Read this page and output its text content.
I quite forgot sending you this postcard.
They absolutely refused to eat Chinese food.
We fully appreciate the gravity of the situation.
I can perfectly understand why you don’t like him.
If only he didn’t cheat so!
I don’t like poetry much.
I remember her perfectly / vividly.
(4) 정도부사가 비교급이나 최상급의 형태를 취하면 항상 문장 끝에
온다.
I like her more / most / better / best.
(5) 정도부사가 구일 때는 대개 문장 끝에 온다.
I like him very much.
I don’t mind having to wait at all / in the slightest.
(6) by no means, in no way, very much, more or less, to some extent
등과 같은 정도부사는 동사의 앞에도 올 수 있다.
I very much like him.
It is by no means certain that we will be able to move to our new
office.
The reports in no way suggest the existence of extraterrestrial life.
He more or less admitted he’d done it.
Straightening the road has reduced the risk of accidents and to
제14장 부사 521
---
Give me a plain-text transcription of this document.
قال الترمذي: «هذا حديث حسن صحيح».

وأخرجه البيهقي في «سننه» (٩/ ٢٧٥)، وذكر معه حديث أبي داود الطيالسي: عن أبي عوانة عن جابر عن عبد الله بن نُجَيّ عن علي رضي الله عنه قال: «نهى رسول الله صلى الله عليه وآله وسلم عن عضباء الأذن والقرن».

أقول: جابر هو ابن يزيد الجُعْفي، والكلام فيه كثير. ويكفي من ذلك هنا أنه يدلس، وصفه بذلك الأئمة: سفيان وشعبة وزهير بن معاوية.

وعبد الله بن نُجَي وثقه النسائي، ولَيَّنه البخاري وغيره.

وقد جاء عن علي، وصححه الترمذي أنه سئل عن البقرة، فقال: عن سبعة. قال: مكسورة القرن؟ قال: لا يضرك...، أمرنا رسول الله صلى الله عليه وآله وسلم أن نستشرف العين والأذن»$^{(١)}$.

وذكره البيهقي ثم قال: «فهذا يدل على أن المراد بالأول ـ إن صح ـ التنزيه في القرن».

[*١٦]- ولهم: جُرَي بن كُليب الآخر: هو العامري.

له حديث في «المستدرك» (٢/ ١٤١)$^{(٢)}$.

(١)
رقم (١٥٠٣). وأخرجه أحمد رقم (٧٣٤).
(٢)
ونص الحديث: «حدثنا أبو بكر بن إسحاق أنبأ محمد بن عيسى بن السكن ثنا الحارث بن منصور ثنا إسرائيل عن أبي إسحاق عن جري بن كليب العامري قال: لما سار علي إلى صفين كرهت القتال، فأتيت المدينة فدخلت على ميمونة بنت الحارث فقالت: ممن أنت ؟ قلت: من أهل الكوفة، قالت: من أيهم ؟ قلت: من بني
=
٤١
---
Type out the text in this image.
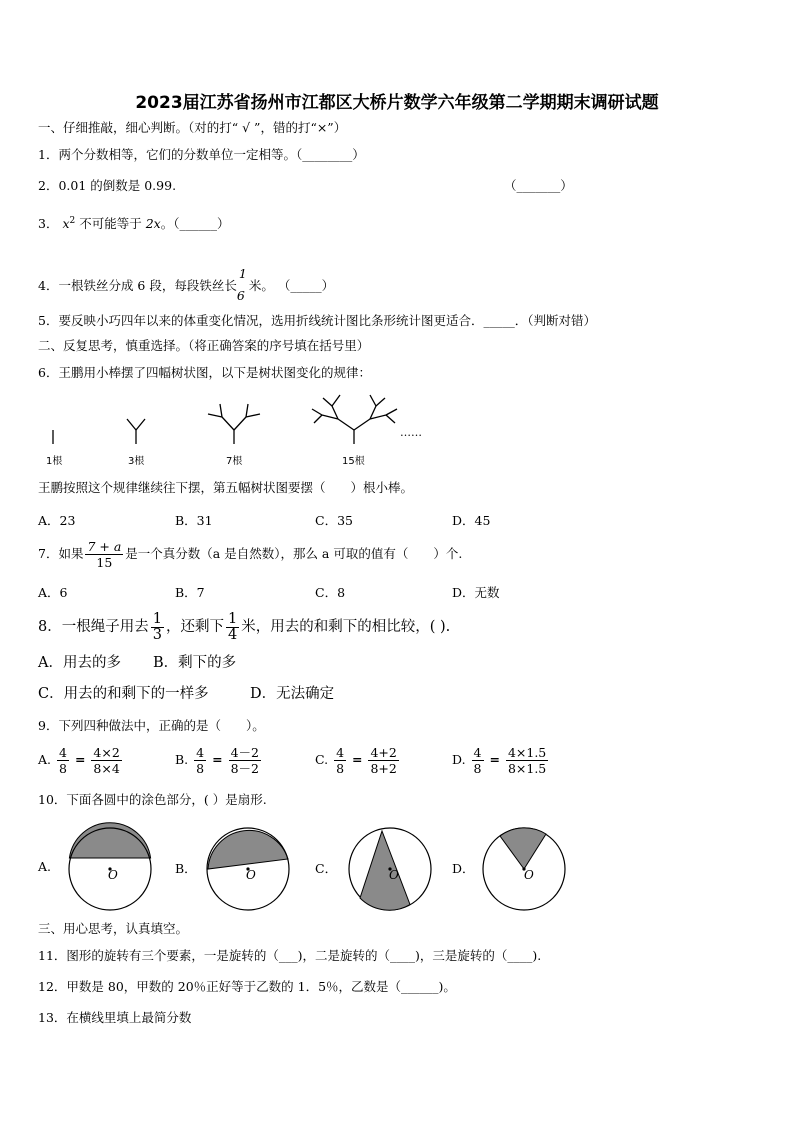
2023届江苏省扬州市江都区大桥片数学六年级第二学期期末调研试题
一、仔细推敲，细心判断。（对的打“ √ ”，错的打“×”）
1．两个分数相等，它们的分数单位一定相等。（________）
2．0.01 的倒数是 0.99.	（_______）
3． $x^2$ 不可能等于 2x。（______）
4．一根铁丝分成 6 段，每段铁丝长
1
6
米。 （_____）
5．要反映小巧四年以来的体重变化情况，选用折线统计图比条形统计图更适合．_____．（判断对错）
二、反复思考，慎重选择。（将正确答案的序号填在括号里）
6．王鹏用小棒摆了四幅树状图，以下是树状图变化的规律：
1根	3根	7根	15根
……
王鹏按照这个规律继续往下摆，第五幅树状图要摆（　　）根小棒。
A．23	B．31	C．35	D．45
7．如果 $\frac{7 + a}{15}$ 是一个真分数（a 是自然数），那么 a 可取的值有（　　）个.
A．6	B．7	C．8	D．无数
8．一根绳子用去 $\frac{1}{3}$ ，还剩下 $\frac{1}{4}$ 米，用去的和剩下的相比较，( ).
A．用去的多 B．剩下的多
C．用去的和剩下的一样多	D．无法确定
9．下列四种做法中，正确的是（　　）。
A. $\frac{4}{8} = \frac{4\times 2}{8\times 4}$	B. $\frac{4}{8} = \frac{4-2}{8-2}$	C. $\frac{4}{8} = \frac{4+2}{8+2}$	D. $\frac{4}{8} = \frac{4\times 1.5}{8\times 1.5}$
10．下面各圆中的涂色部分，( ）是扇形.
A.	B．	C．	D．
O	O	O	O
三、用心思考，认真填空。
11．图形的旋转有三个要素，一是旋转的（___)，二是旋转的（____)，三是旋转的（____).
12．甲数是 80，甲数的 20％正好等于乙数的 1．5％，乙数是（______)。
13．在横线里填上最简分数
---
▸ **YOUR TASK**
Return every line from the records above that holds the word "البيهقي".

▸ **CORRECT RESPONSE**
وأخرجه البيهقي في «سننه» (٩/ ٢٧٥)، وذكر معه حديث أبي داود الطيالسي: عن أبي عوانة عن جابر عن عبد الله بن نُجَيّ عن علي رضي الله عنه قال: «نهى رسول الله صلى الله عليه وآله وسلم عن عضباء الأذن والقرن».
وذكره البيهقي ثم قال: «فهذا يدل على أن المراد بالأول ـ إن صح ـ التنزيه في القرن».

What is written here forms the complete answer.